* Instructions to follow: For the records below, give the count of lines holding the word "from" and nothing more.
##### Materials provided
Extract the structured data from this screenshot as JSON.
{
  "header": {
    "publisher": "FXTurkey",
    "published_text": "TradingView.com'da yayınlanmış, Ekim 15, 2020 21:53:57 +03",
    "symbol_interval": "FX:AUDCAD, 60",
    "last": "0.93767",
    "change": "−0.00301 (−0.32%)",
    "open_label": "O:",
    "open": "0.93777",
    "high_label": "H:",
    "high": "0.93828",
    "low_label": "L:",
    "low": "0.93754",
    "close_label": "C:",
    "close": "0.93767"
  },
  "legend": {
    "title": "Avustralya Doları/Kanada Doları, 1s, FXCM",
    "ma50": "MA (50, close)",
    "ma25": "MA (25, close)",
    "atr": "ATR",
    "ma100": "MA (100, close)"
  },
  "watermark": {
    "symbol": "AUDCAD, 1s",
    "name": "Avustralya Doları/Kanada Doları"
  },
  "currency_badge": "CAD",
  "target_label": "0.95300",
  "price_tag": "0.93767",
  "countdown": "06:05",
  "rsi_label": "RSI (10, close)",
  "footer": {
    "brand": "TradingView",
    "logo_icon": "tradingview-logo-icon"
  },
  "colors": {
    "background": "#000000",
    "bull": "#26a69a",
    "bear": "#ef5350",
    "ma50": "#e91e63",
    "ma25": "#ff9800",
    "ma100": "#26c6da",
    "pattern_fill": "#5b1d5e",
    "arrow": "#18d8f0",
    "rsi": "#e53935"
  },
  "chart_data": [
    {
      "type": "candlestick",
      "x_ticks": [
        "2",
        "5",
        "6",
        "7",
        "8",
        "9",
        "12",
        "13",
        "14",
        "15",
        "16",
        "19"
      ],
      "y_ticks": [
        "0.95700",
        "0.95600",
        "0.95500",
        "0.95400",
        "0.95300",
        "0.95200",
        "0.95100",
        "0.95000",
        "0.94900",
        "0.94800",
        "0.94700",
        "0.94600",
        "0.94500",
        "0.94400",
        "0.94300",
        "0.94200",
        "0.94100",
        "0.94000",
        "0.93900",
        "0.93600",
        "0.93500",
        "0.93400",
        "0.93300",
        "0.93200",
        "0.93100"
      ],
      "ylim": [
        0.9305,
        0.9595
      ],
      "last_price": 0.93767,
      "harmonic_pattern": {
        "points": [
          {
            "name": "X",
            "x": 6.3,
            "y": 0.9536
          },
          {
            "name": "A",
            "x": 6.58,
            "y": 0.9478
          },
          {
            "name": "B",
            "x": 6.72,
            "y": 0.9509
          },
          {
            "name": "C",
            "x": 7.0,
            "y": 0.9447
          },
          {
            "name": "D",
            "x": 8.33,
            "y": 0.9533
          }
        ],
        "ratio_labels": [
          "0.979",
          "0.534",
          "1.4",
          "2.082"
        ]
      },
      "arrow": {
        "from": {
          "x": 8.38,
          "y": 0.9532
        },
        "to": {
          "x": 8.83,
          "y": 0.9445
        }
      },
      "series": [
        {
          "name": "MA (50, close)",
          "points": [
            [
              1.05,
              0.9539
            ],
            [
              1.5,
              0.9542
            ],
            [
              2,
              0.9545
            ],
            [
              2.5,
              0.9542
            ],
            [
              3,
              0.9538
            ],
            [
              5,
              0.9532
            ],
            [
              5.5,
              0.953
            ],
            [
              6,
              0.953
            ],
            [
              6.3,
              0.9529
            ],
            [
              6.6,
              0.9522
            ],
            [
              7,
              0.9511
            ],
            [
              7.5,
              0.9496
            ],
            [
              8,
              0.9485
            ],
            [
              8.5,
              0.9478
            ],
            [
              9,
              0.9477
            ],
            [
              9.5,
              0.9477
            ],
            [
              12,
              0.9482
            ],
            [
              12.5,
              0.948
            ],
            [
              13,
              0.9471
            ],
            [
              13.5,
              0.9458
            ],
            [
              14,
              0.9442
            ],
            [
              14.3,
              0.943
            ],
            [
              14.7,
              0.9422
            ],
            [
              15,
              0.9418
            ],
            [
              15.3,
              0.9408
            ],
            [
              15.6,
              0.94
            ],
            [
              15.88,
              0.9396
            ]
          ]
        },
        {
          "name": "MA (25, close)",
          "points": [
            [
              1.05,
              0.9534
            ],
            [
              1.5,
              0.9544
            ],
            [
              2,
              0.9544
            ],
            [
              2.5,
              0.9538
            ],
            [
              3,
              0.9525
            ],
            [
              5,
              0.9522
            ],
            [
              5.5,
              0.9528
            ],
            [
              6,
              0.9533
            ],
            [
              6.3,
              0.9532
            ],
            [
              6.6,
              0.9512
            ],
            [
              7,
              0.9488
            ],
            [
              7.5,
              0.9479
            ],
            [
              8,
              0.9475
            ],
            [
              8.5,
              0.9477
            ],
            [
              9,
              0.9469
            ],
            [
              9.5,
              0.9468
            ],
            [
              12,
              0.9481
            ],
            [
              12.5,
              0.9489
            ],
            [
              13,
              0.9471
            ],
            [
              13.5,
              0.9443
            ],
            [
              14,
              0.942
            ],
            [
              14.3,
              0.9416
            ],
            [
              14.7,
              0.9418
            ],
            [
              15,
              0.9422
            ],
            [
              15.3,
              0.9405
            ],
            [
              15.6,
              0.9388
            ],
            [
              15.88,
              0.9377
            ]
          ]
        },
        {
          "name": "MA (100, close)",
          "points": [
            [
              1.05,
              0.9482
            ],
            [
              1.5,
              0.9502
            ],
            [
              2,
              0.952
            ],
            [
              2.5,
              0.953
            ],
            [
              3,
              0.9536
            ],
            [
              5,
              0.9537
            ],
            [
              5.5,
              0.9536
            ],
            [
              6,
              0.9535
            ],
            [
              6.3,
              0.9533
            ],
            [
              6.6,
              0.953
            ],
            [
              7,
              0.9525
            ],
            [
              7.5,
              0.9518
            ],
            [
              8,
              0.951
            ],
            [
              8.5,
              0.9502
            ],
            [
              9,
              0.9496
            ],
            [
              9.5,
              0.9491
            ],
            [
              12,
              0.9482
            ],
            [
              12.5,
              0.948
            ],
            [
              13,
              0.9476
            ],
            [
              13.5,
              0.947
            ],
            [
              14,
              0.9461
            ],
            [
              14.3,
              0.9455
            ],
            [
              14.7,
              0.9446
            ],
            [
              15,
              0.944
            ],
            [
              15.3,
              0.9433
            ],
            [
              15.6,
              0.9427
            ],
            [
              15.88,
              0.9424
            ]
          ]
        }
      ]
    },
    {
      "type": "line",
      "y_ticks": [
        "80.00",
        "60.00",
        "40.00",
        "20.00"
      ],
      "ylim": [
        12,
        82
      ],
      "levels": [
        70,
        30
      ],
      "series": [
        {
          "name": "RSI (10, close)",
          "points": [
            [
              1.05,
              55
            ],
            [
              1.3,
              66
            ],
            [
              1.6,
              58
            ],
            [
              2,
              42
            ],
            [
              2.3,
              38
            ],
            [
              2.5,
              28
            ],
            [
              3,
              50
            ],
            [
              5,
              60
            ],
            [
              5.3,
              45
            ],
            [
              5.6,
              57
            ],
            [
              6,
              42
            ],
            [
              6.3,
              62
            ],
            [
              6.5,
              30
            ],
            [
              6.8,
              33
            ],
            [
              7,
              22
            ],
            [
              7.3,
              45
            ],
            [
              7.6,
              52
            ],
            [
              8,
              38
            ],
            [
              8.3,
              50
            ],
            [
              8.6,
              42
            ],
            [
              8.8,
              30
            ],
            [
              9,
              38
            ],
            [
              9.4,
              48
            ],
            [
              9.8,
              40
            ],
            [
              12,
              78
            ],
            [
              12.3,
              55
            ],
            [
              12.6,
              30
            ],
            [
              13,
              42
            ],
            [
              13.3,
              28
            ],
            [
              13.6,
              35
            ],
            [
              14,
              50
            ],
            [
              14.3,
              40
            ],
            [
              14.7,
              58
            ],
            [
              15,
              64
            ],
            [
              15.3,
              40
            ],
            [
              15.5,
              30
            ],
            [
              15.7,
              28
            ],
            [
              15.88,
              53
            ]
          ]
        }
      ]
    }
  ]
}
##########
* The output: 2